WORK TO COMPLETE. Your task is to repeat the listing exactly.

DATA LINES.
⁂

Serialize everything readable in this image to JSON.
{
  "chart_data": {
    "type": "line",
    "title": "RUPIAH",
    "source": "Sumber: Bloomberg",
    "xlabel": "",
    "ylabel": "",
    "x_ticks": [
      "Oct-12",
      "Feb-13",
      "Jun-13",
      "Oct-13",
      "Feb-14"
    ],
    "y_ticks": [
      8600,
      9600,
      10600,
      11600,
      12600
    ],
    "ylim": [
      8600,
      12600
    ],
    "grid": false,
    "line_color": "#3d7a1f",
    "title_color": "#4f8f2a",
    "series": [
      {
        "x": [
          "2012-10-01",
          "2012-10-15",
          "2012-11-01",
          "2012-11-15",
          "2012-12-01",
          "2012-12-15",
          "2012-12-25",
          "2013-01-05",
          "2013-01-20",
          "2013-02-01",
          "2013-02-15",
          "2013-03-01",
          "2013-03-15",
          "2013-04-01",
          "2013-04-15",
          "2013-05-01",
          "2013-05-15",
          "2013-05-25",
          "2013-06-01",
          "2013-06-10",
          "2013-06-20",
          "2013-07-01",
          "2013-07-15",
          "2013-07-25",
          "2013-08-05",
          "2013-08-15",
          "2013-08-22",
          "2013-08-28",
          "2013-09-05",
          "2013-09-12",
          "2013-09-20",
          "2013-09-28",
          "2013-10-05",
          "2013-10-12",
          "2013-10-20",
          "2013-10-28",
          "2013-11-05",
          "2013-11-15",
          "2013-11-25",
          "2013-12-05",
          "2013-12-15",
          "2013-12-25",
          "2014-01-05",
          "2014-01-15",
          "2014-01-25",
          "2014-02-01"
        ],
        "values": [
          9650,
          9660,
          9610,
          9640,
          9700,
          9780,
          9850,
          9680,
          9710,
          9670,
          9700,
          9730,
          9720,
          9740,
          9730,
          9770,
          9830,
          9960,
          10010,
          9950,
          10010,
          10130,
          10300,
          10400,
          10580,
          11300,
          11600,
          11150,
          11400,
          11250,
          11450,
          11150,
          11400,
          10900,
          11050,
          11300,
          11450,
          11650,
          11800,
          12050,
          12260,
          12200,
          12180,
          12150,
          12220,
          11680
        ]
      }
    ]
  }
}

⁂

CORRECT RESULT.
Serialize everything readable in this image to JSON.
{
  "chart_data": {
    "type": "line",
    "title": "RUPIAH",
    "source": "Sumber: Bloomberg",
    "xlabel": "",
    "ylabel": "",
    "x_ticks": [
      "Oct-12",
      "Feb-13",
      "Jun-13",
      "Oct-13",
      "Feb-14"
    ],
    "y_ticks": [
      8600,
      9600,
      10600,
      11600,
      12600
    ],
    "ylim": [
      8600,
      12600
    ],
    "grid": false,
    "line_color": "#3d7a1f",
    "title_color": "#4f8f2a",
    "series": [
      {
        "x": [
          "2012-10-01",
          "2012-10-15",
          "2012-11-01",
          "2012-11-15",
          "2012-12-01",
          "2012-12-15",
          "2012-12-25",
          "2013-01-05",
          "2013-01-20",
          "2013-02-01",
          "2013-02-15",
          "2013-03-01",
          "2013-03-15",
          "2013-04-01",
          "2013-04-15",
          "2013-05-01",
          "2013-05-15",
          "2013-05-25",
          "2013-06-01",
          "2013-06-10",
          "2013-06-20",
          "2013-07-01",
          "2013-07-15",
          "2013-07-25",
          "2013-08-05",
          "2013-08-15",
          "2013-08-22",
          "2013-08-28",
          "2013-09-05",
          "2013-09-12",
          "2013-09-20",
          "2013-09-28",
          "2013-10-05",
          "2013-10-12",
          "2013-10-20",
          "2013-10-28",
          "2013-11-05",
          "2013-11-15",
          "2013-11-25",
          "2013-12-05",
          "2013-12-15",
          "2013-12-25",
          "2014-01-05",
          "2014-01-15",
          "2014-01-25",
          "2014-02-01"
        ],
        "values": [
          9650,
          9660,
          9610,
          9640,
          9700,
          9780,
          9850,
          9680,
          9710,
          9670,
          9700,
          9730,
          9720,
          9740,
          9730,
          9770,
          9830,
          9960,
          10010,
          9950,
          10010,
          10130,
          10300,
          10400,
          10580,
          11300,
          11600,
          11150,
          11400,
          11250,
          11450,
          11150,
          11400,
          10900,
          11050,
          11300,
          11450,
          11650,
          11800,
          12050,
          12260,
          12200,
          12180,
          12150,
          12220,
          11680
        ]
      }
    ]
  }
}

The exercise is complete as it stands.